• Task requirements: Every line that contains the word "name" should be copied.

▼

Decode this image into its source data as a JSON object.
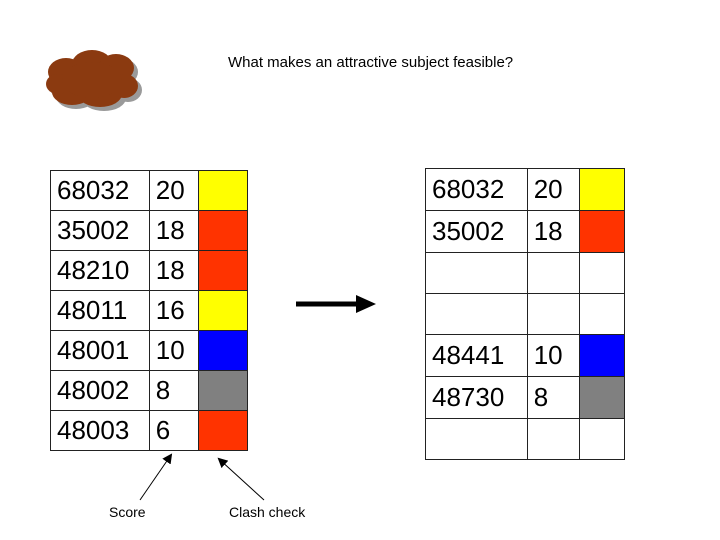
{
  "title": "What makes an attractive subject feasible?",
  "colors": {
    "yellow": "#ffff00",
    "red": "#ff3300",
    "blue": "#0000ff",
    "grey": "#808080",
    "white": "#ffffff",
    "cloud": "#8b3a10"
  },
  "left_table": {
    "rows": [
      {
        "id": "68032",
        "score": "20",
        "color": "yellow"
      },
      {
        "id": "35002",
        "score": "18",
        "color": "red"
      },
      {
        "id": "48210",
        "score": "18",
        "color": "red"
      },
      {
        "id": "48011",
        "score": "16",
        "color": "yellow"
      },
      {
        "id": "48001",
        "score": "10",
        "color": "blue"
      },
      {
        "id": "48002",
        "score": "8",
        "color": "grey"
      },
      {
        "id": "48003",
        "score": "6",
        "color": "red"
      }
    ]
  },
  "right_table": {
    "rows": [
      {
        "id": "68032",
        "score": "20",
        "color": "yellow"
      },
      {
        "id": "35002",
        "score": "18",
        "color": "red"
      },
      {
        "id": "",
        "score": "",
        "color": "white"
      },
      {
        "id": "",
        "score": "",
        "color": "white"
      },
      {
        "id": "48441",
        "score": "10",
        "color": "blue"
      },
      {
        "id": "48730",
        "score": "8",
        "color": "grey"
      },
      {
        "id": "",
        "score": "",
        "color": "white"
      }
    ]
  },
  "labels": {
    "score": "Score",
    "clash_check": "Clash check"
  }
}
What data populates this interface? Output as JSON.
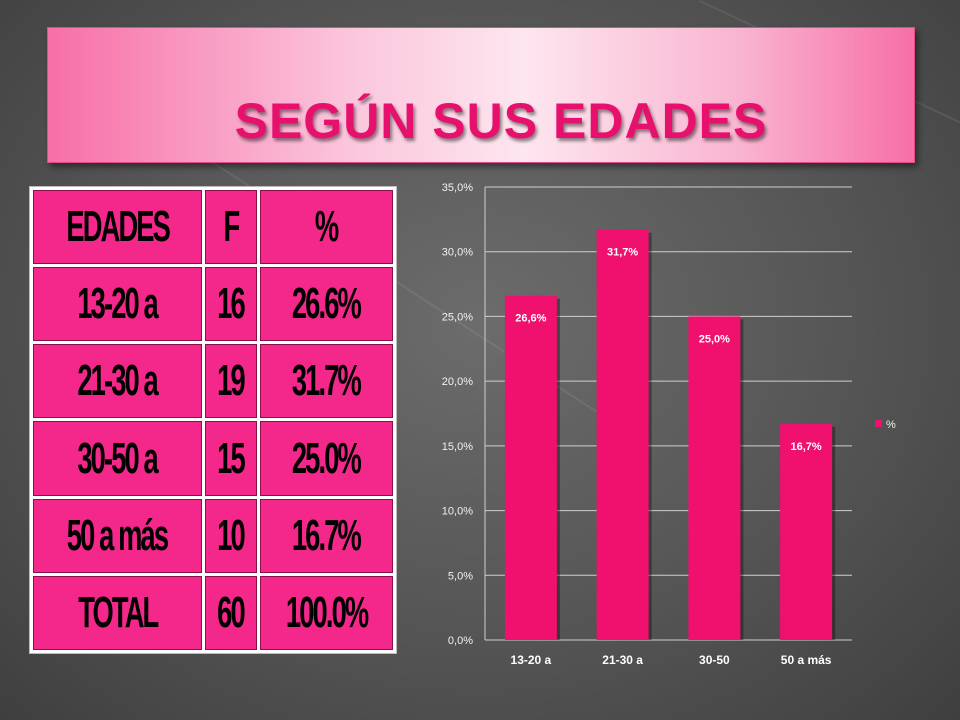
{
  "title": "SEGÚN SUS EDADES",
  "table": {
    "headers": [
      "EDADES",
      "F",
      "%"
    ],
    "rows": [
      [
        "13-20 a",
        "16",
        "26.6%"
      ],
      [
        "21-30 a",
        "19",
        "31.7%"
      ],
      [
        "30-50 a",
        "15",
        "25.0%"
      ],
      [
        "50 a más",
        "10",
        "16.7%"
      ],
      [
        "TOTAL",
        "60",
        "100.0%"
      ]
    ]
  },
  "chart_data": {
    "type": "bar",
    "categories": [
      "13-20 a",
      "21-30 a",
      "30-50",
      "50 a más"
    ],
    "series": [
      {
        "name": "%",
        "values": [
          26.6,
          31.7,
          25.0,
          16.7
        ],
        "labels": [
          "26,6%",
          "31,7%",
          "25,0%",
          "16,7%"
        ]
      }
    ],
    "ylim": [
      0,
      35
    ],
    "yticks": [
      "0,0%",
      "5,0%",
      "10,0%",
      "15,0%",
      "20,0%",
      "25,0%",
      "30,0%",
      "35,0%"
    ],
    "grid": true,
    "legend": "right",
    "bar_color": "#f0106e"
  }
}
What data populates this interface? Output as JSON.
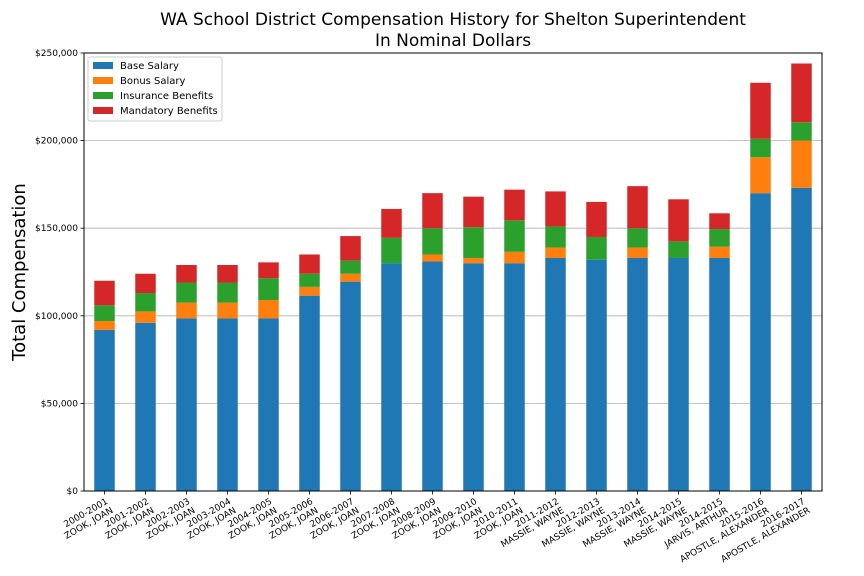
{
  "chart_data": {
    "type": "bar",
    "stacked": true,
    "title": "WA School District Compensation History for Shelton Superintendent",
    "subtitle": "In Nominal Dollars",
    "xlabel": "",
    "ylabel": "Total Compensation",
    "ylim": [
      0,
      250000
    ],
    "yticks": [
      0,
      50000,
      100000,
      150000,
      200000,
      250000
    ],
    "ytick_labels": [
      "$0",
      "$50,000",
      "$100,000",
      "$150,000",
      "$200,000",
      "$250,000"
    ],
    "grid": "horizontal",
    "legend_position": "top-left",
    "categories": [
      [
        "2000-2001",
        "ZOOK, JOAN"
      ],
      [
        "2001-2002",
        "ZOOK, JOAN"
      ],
      [
        "2002-2003",
        "ZOOK, JOAN"
      ],
      [
        "2003-2004",
        "ZOOK, JOAN"
      ],
      [
        "2004-2005",
        "ZOOK, JOAN"
      ],
      [
        "2005-2006",
        "ZOOK, JOAN"
      ],
      [
        "2006-2007",
        "ZOOK, JOAN"
      ],
      [
        "2007-2008",
        "ZOOK, JOAN"
      ],
      [
        "2008-2009",
        "ZOOK, JOAN"
      ],
      [
        "2009-2010",
        "ZOOK, JOAN"
      ],
      [
        "2010-2011",
        "ZOOK, JOAN"
      ],
      [
        "2011-2012",
        "MASSIE, WAYNE"
      ],
      [
        "2012-2013",
        "MASSIE, WAYNE"
      ],
      [
        "2013-2014",
        "MASSIE, WAYNE"
      ],
      [
        "2014-2015",
        "MASSIE, WAYNE"
      ],
      [
        "2014-2015",
        "JARVIS, ARTHUR"
      ],
      [
        "2015-2016",
        "APOSTLE, ALEXANDER"
      ],
      [
        "2016-2017",
        "APOSTLE, ALEXANDER"
      ]
    ],
    "series": [
      {
        "name": "Base Salary",
        "color": "#1f77b4",
        "values": [
          92000,
          96000,
          98500,
          98500,
          98500,
          111500,
          119500,
          130000,
          131000,
          130000,
          130000,
          133000,
          132000,
          133000,
          133000,
          133000,
          170000,
          173000
        ]
      },
      {
        "name": "Bonus Salary",
        "color": "#ff7f0e",
        "values": [
          5000,
          6500,
          9000,
          9000,
          10500,
          5000,
          4500,
          0,
          4000,
          3000,
          6500,
          6000,
          0,
          6000,
          0,
          6500,
          20500,
          27000
        ]
      },
      {
        "name": "Insurance Benefits",
        "color": "#2ca02c",
        "values": [
          9000,
          10500,
          11500,
          11500,
          12500,
          7500,
          7500,
          14500,
          15000,
          17500,
          18000,
          12000,
          13000,
          11000,
          9500,
          10000,
          10500,
          10500
        ]
      },
      {
        "name": "Mandatory Benefits",
        "color": "#d62728",
        "values": [
          14000,
          11000,
          10000,
          10000,
          9000,
          11000,
          14000,
          16500,
          20000,
          17500,
          17500,
          20000,
          20000,
          24000,
          24000,
          9000,
          32000,
          33500
        ]
      }
    ]
  }
}
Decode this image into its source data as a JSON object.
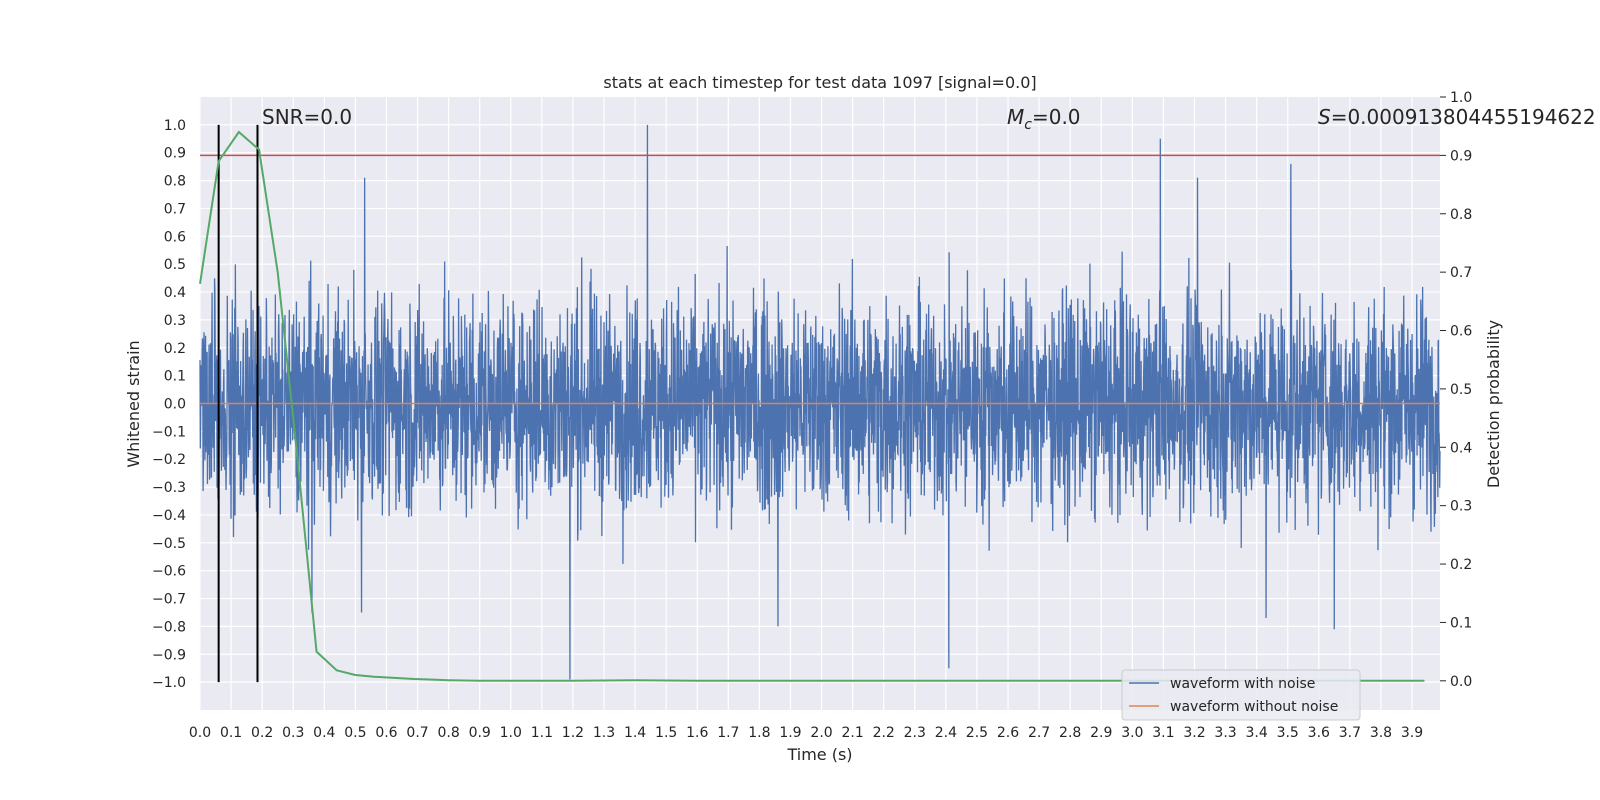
{
  "chart_data": {
    "type": "line",
    "title": "stats at each timestep for test data 1097 [signal=0.0]",
    "xlabel": "Time (s)",
    "ylabel": "Whitened strain",
    "ylabel_right": "Detection probability",
    "xlim": [
      0.0,
      3.99
    ],
    "ylim": [
      -1.1,
      1.1
    ],
    "ylim_right": [
      -0.05,
      1.0
    ],
    "x_ticks": [
      "0.0",
      "0.1",
      "0.2",
      "0.3",
      "0.4",
      "0.5",
      "0.6",
      "0.7",
      "0.8",
      "0.9",
      "1.0",
      "1.1",
      "1.2",
      "1.3",
      "1.4",
      "1.5",
      "1.6",
      "1.7",
      "1.8",
      "1.9",
      "2.0",
      "2.1",
      "2.2",
      "2.3",
      "2.4",
      "2.5",
      "2.6",
      "2.7",
      "2.8",
      "2.9",
      "3.0",
      "3.1",
      "3.2",
      "3.3",
      "3.4",
      "3.5",
      "3.6",
      "3.7",
      "3.8",
      "3.9"
    ],
    "y_ticks": [
      "1.0",
      "0.9",
      "0.8",
      "0.7",
      "0.6",
      "0.5",
      "0.4",
      "0.3",
      "0.2",
      "0.1",
      "0.0",
      "-0.1",
      "-0.2",
      "-0.3",
      "-0.4",
      "-0.5",
      "-0.6",
      "-0.7",
      "-0.8",
      "-0.9",
      "-1.0"
    ],
    "y_ticks_right": [
      "1.0",
      "0.9",
      "0.8",
      "0.7",
      "0.6",
      "0.5",
      "0.4",
      "0.3",
      "0.2",
      "0.1",
      "0.0"
    ],
    "noise_amplitude": 0.35,
    "noise_spikes": [
      {
        "t": 0.53,
        "v": 0.81
      },
      {
        "t": 1.44,
        "v": 1.0
      },
      {
        "t": 3.09,
        "v": 0.95
      },
      {
        "t": 3.51,
        "v": 0.86
      },
      {
        "t": 3.21,
        "v": 0.81
      },
      {
        "t": 1.19,
        "v": -0.99
      },
      {
        "t": 2.41,
        "v": -0.95
      },
      {
        "t": 1.86,
        "v": -0.8
      },
      {
        "t": 3.65,
        "v": -0.81
      },
      {
        "t": 3.43,
        "v": -0.77
      },
      {
        "t": 0.36,
        "v": -0.75
      },
      {
        "t": 0.52,
        "v": -0.75
      }
    ],
    "series": [
      {
        "name": "waveform with noise",
        "color": "#4c72b0",
        "axis": "left"
      },
      {
        "name": "waveform without noise",
        "color": "#dd8452",
        "axis": "left",
        "x": [
          0.0,
          3.99
        ],
        "y": [
          0.0,
          0.0
        ]
      },
      {
        "name": "detection probability",
        "color": "#55a868",
        "axis": "right",
        "x": [
          0.0,
          0.06,
          0.125,
          0.19,
          0.25,
          0.31,
          0.375,
          0.44,
          0.5,
          0.56,
          0.625,
          0.69,
          0.75,
          0.8,
          0.9,
          1.0,
          1.2,
          1.4,
          1.6,
          2.0,
          2.5,
          3.0,
          3.5,
          3.94
        ],
        "y": [
          0.68,
          0.89,
          0.94,
          0.91,
          0.7,
          0.4,
          0.05,
          0.018,
          0.01,
          0.007,
          0.005,
          0.003,
          0.002,
          0.001,
          0.0,
          0.0,
          0.0,
          0.001,
          0.0,
          0.0,
          0.0,
          0.0,
          0.0,
          0.0
        ]
      }
    ],
    "threshold_right": 0.9,
    "threshold_color": "#c44e52",
    "vlines": [
      0.06,
      0.185
    ],
    "vline_range": [
      -1.0,
      1.0
    ],
    "annotations": {
      "snr": "SNR=0.0",
      "mc_symbol": "M",
      "mc_sub": "c",
      "mc_value": "=0.0",
      "s_symbol": "S",
      "s_value": "=0.000913804455194622"
    },
    "legend": [
      "waveform with noise",
      "waveform without noise"
    ],
    "legend_loc": "lower-right",
    "grid": true,
    "background": "#eaeaf2"
  }
}
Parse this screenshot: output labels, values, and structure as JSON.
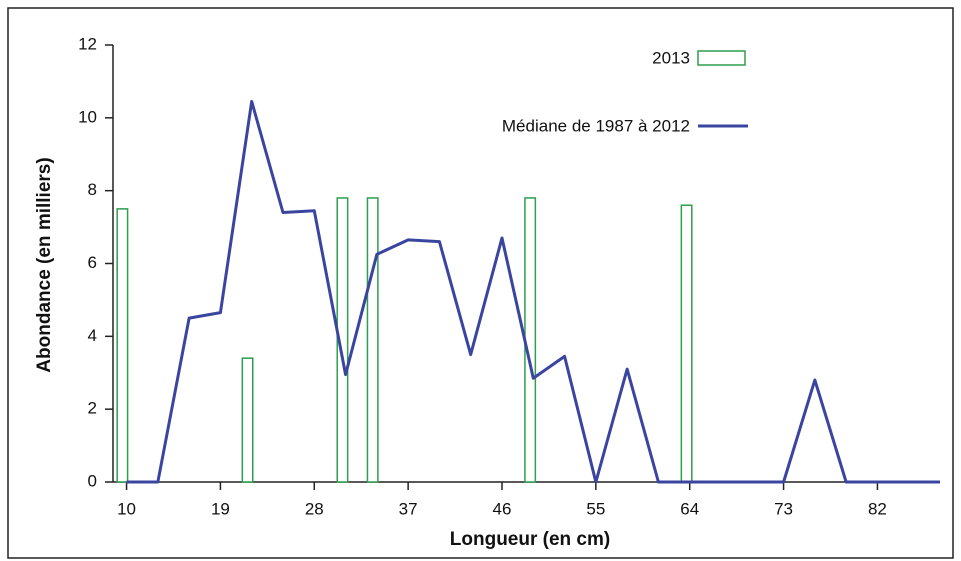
{
  "chart_data": {
    "type": "combo",
    "xlabel": "Longueur (en cm)",
    "ylabel": "Abondance (en milliers)",
    "xlim": [
      8.7,
      88
    ],
    "xticks": [
      10,
      19,
      28,
      37,
      46,
      55,
      64,
      73,
      82
    ],
    "ylim": [
      0,
      12
    ],
    "yticks": [
      0,
      2,
      4,
      6,
      8,
      10,
      12
    ],
    "series": [
      {
        "name": "2013",
        "type": "bar",
        "color": "#2e9e4f",
        "x": [
          9.6,
          21.6,
          30.7,
          33.6,
          48.7,
          63.7
        ],
        "values": [
          7.5,
          3.4,
          7.8,
          7.8,
          7.8,
          7.6
        ]
      },
      {
        "name": "Médiane de 1987 à 2012",
        "type": "line",
        "color": "#3a45a0",
        "x": [
          10,
          13,
          16,
          19,
          22,
          25,
          28,
          31,
          34,
          37,
          40,
          43,
          46,
          49,
          52,
          55,
          58,
          61,
          64,
          67,
          70,
          73,
          76,
          79,
          82,
          85,
          88
        ],
        "values": [
          0,
          0,
          4.5,
          4.65,
          10.45,
          7.4,
          7.45,
          2.95,
          6.25,
          6.65,
          6.6,
          3.5,
          6.7,
          2.85,
          3.45,
          0,
          3.1,
          0,
          0,
          0,
          0,
          0,
          2.8,
          0,
          0,
          0,
          0
        ]
      }
    ]
  }
}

▲

• Exercise answer:
        "name": "%",
        "name": "Base Salary",
        "name": "Bonus Salary",
        "name": "Insurance Benefits",
        "name": "Mandatory Benefits",
        "name": "waveform with noise",
        "name": "waveform without noise",
        "name": "detection probability",
        "name": "2013",
        "name": "Médiane de 1987 à 2012",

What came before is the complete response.